### THE TASK
Every line below must be reproduced exactly. Copy them all.

### Recorded data
+ + + + +

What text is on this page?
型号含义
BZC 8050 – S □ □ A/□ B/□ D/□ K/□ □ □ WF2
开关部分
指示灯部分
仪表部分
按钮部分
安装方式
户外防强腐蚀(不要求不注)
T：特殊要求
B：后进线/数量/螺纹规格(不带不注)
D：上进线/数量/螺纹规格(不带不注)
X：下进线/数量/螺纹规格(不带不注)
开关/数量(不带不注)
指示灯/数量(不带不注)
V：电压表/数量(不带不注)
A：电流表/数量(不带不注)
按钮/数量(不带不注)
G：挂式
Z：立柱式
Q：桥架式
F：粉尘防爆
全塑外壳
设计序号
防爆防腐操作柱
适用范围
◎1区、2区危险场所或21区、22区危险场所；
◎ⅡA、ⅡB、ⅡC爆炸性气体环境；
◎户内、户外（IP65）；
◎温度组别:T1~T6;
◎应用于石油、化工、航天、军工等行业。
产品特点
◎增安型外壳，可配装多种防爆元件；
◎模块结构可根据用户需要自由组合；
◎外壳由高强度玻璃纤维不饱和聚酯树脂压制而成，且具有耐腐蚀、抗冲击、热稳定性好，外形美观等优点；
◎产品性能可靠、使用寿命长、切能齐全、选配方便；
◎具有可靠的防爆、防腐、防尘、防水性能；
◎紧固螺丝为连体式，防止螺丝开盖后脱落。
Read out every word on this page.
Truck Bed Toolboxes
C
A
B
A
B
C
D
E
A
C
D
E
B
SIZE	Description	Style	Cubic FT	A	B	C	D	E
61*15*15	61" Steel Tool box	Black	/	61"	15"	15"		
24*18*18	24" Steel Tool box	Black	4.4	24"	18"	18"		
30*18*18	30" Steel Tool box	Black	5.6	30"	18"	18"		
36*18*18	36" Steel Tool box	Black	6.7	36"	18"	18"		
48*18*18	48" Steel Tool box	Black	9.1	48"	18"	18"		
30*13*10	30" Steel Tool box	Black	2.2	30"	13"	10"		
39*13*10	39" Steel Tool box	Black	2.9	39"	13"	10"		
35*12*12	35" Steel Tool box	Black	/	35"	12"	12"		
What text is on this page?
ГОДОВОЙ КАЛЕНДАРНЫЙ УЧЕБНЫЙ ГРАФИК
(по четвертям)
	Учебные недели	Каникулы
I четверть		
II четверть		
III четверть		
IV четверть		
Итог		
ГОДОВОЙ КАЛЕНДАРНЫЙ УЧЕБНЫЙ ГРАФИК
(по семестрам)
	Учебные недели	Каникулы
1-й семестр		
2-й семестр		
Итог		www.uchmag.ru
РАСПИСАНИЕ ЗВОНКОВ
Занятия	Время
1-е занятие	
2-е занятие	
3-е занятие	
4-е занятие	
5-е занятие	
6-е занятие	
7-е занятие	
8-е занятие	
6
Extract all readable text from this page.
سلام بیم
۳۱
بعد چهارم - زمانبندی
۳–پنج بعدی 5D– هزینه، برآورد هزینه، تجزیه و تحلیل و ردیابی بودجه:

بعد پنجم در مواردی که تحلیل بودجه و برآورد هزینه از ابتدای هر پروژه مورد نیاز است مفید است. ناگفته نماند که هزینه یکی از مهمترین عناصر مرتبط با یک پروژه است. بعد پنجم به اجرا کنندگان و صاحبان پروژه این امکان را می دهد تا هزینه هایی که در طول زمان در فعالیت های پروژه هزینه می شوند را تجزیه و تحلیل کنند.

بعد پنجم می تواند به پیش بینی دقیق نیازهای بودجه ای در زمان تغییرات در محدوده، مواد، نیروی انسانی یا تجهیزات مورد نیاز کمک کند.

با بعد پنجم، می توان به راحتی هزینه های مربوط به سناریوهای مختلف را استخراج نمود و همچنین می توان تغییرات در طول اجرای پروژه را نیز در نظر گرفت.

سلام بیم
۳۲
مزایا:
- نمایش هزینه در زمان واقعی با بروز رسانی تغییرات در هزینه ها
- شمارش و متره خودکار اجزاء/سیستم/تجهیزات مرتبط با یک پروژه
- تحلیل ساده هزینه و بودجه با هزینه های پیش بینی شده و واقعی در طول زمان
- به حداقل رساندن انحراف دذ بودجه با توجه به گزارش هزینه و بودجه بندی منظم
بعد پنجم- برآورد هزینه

+ + + + +

### SOLUTION BELOW
What text is on this page?
型号含义
BZC 8050 – S □ □ A/□ B/□ D/□ K/□ □ □ WF2
开关部分
指示灯部分
仪表部分
按钮部分
安装方式
户外防强腐蚀(不要求不注)
T：特殊要求
B：后进线/数量/螺纹规格(不带不注)
D：上进线/数量/螺纹规格(不带不注)
X：下进线/数量/螺纹规格(不带不注)
开关/数量(不带不注)
指示灯/数量(不带不注)
V：电压表/数量(不带不注)
A：电流表/数量(不带不注)
按钮/数量(不带不注)
G：挂式
Z：立柱式
Q：桥架式
F：粉尘防爆
全塑外壳
设计序号
防爆防腐操作柱
适用范围
◎1区、2区危险场所或21区、22区危险场所；
◎ⅡA、ⅡB、ⅡC爆炸性气体环境；
◎户内、户外（IP65）；
◎温度组别:T1~T6;
◎应用于石油、化工、航天、军工等行业。
产品特点
◎增安型外壳，可配装多种防爆元件；
◎模块结构可根据用户需要自由组合；
◎外壳由高强度玻璃纤维不饱和聚酯树脂压制而成，且具有耐腐蚀、抗冲击、热稳定性好，外形美观等优点；
◎产品性能可靠、使用寿命长、切能齐全、选配方便；
◎具有可靠的防爆、防腐、防尘、防水性能；
◎紧固螺丝为连体式，防止螺丝开盖后脱落。
Read out every word on this page.
Truck Bed Toolboxes
C
A
B
A
B
C
D
E
A
C
D
E
B
SIZE	Description	Style	Cubic FT	A	B	C	D	E
61*15*15	61" Steel Tool box	Black	/	61"	15"	15"		
24*18*18	24" Steel Tool box	Black	4.4	24"	18"	18"		
30*18*18	30" Steel Tool box	Black	5.6	30"	18"	18"		
36*18*18	36" Steel Tool box	Black	6.7	36"	18"	18"		
48*18*18	48" Steel Tool box	Black	9.1	48"	18"	18"		
30*13*10	30" Steel Tool box	Black	2.2	30"	13"	10"		
39*13*10	39" Steel Tool box	Black	2.9	39"	13"	10"		
35*12*12	35" Steel Tool box	Black	/	35"	12"	12"		
What text is on this page?
ГОДОВОЙ КАЛЕНДАРНЫЙ УЧЕБНЫЙ ГРАФИК
(по четвертям)
	Учебные недели	Каникулы
I четверть		
II четверть		
III четверть		
IV четверть		
Итог		
ГОДОВОЙ КАЛЕНДАРНЫЙ УЧЕБНЫЙ ГРАФИК
(по семестрам)
	Учебные недели	Каникулы
1-й семестр		
2-й семестр		
Итог		www.uchmag.ru
РАСПИСАНИЕ ЗВОНКОВ
Занятия	Время
1-е занятие	
2-е занятие	
3-е занятие	
4-е занятие	
5-е занятие	
6-е занятие	
7-е занятие	
8-е занятие	
6
Extract all readable text from this page.
سلام بیم
۳۱
بعد چهارم - زمانبندی
۳–پنج بعدی 5D– هزینه، برآورد هزینه، تجزیه و تحلیل و ردیابی بودجه:

بعد پنجم در مواردی که تحلیل بودجه و برآورد هزینه از ابتدای هر پروژه مورد نیاز است مفید است. ناگفته نماند که هزینه یکی از مهمترین عناصر مرتبط با یک پروژه است. بعد پنجم به اجرا کنندگان و صاحبان پروژه این امکان را می دهد تا هزینه هایی که در طول زمان در فعالیت های پروژه هزینه می شوند را تجزیه و تحلیل کنند.

بعد پنجم می تواند به پیش بینی دقیق نیازهای بودجه ای در زمان تغییرات در محدوده، مواد، نیروی انسانی یا تجهیزات مورد نیاز کمک کند.

با بعد پنجم، می توان به راحتی هزینه های مربوط به سناریوهای مختلف را استخراج نمود و همچنین می توان تغییرات در طول اجرای پروژه را نیز در نظر گرفت.

سلام بیم
۳۲
مزایا:
- نمایش هزینه در زمان واقعی با بروز رسانی تغییرات در هزینه ها
- شمارش و متره خودکار اجزاء/سیستم/تجهیزات مرتبط با یک پروژه
- تحلیل ساده هزینه و بودجه با هزینه های پیش بینی شده و واقعی در طول زمان
- به حداقل رساندن انحراف دذ بودجه با توجه به گزارش هزینه و بودجه بندی منظم
بعد پنجم- برآورد هزینه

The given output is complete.